▶ _Short task_: The data below should be restated word for word, with every picture omitted.

* begin Data for the task *

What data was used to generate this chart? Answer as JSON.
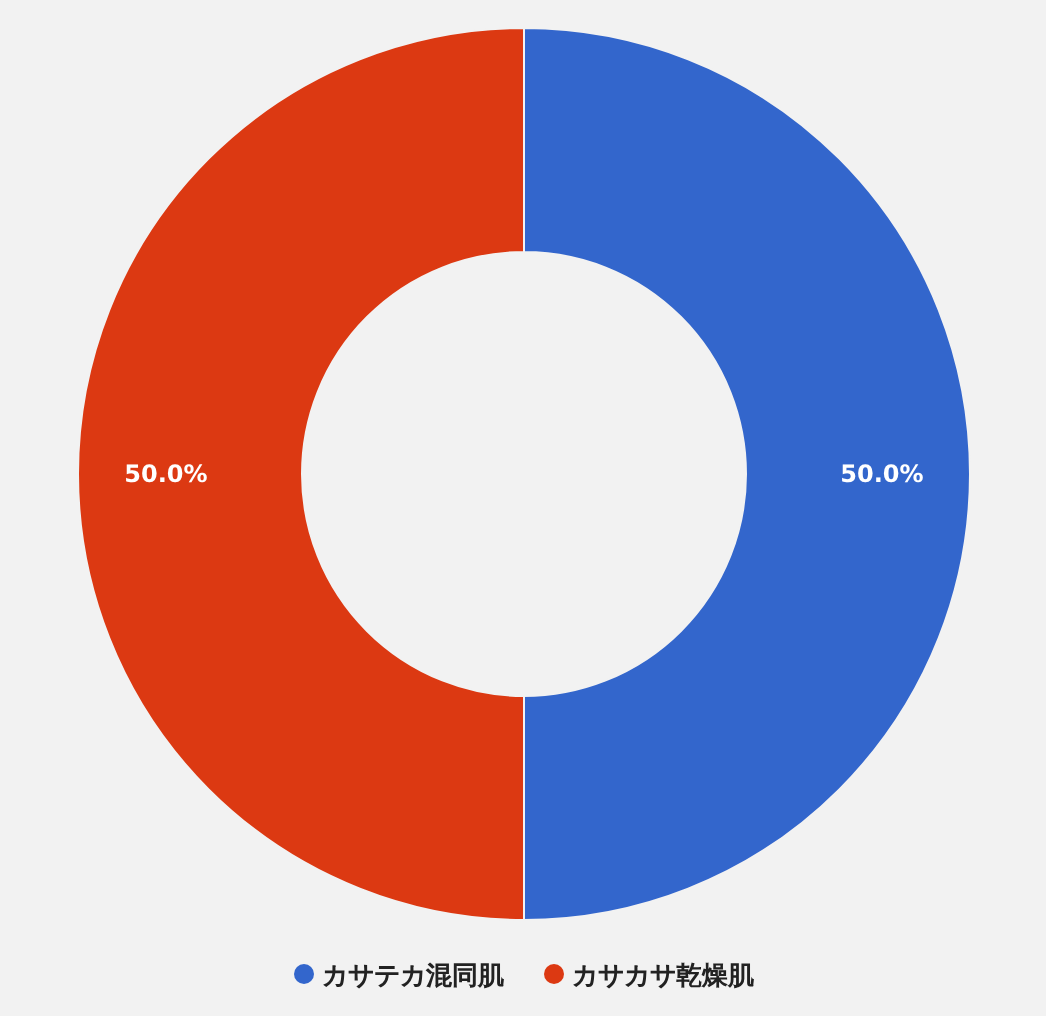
{
  "chart_data": {
    "type": "donut",
    "categories": [
      "カサテカ混同肌",
      "カサカサ乾燥肌"
    ],
    "values": [
      50,
      50
    ],
    "colors": [
      "#3366cc",
      "#dc3912"
    ],
    "value_labels": [
      "50.0%",
      "50.0%"
    ],
    "legend": "bottom"
  }
}
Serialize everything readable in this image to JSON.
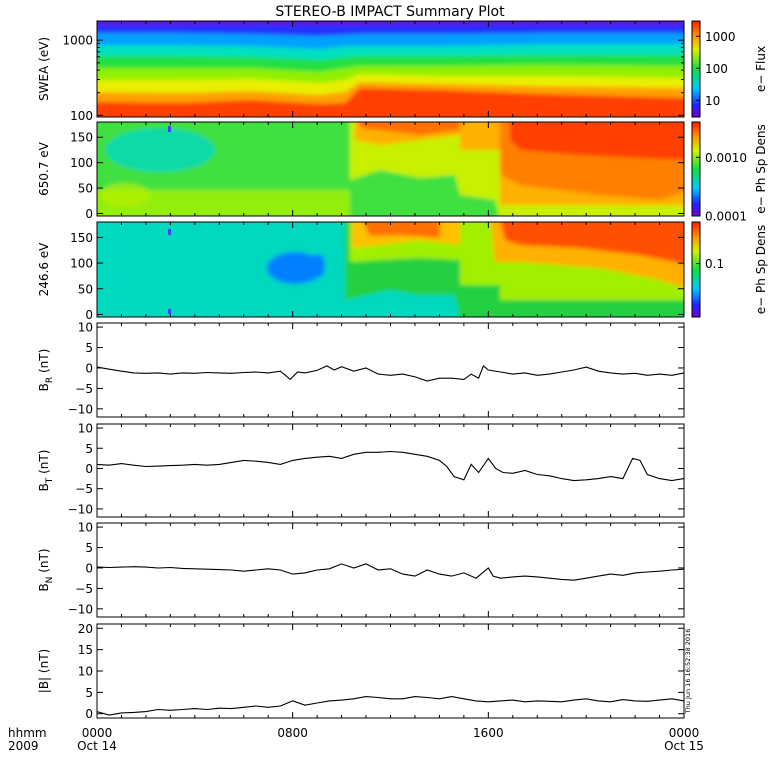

* end Data for the task *

▶ _Solution for this task_:
What data was used to generate this chart? Answer as JSON.
{
  "chart_data": {
    "type": "donut",
    "categories": [
      "カサテカ混同肌",
      "カサカサ乾燥肌"
    ],
    "values": [
      50,
      50
    ],
    "colors": [
      "#3366cc",
      "#dc3912"
    ],
    "value_labels": [
      "50.0%",
      "50.0%"
    ],
    "legend": "bottom"
  }
}
Serialize everything readable in this image to JSON.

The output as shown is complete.